§ **Exercise description**: Find every line in the records below that holds the word "наркомании", and copy each one.

>>>>

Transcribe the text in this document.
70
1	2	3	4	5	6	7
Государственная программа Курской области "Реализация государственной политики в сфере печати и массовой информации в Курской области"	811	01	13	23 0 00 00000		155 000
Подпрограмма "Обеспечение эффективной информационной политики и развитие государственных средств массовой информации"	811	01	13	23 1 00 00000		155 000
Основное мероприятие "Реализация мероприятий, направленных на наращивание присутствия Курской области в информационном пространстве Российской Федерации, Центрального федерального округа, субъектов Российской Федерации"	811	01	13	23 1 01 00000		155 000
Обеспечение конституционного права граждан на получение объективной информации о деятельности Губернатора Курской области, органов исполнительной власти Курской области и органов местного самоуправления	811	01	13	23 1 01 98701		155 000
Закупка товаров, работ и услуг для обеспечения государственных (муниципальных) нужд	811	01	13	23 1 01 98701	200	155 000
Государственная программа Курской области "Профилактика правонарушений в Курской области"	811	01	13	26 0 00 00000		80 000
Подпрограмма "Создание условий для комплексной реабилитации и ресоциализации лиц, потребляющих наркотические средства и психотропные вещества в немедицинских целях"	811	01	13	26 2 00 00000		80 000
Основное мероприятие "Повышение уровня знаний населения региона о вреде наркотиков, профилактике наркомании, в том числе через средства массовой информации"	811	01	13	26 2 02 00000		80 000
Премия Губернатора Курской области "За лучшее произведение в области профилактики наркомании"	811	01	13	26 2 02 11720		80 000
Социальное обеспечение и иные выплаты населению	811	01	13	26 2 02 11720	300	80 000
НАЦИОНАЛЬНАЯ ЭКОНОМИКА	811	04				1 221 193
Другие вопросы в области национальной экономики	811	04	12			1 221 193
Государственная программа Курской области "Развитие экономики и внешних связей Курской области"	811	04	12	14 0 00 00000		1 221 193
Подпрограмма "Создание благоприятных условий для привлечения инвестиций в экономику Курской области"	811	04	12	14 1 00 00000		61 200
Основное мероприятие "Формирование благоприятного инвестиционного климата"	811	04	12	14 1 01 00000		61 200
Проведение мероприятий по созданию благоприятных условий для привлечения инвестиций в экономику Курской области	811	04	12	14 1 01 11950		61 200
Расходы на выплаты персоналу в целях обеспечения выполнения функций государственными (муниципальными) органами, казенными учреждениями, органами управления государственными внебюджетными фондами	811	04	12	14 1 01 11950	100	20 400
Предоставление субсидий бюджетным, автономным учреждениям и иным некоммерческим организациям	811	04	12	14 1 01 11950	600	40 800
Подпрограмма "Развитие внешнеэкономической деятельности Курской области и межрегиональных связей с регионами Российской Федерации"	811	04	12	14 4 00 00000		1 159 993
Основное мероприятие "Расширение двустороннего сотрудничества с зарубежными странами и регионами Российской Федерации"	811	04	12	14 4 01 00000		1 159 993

<<<<

§ **Answer to this exercise**:
Основное мероприятие "Повышение уровня знаний населения региона о вреде наркотиков, профилактике наркомании, в том числе через средства массовой информации"	811	01	13	26 2 02 00000		80 000
Премия Губернатора Курской области "За лучшее произведение в области профилактики наркомании"	811	01	13	26 2 02 11720		80 000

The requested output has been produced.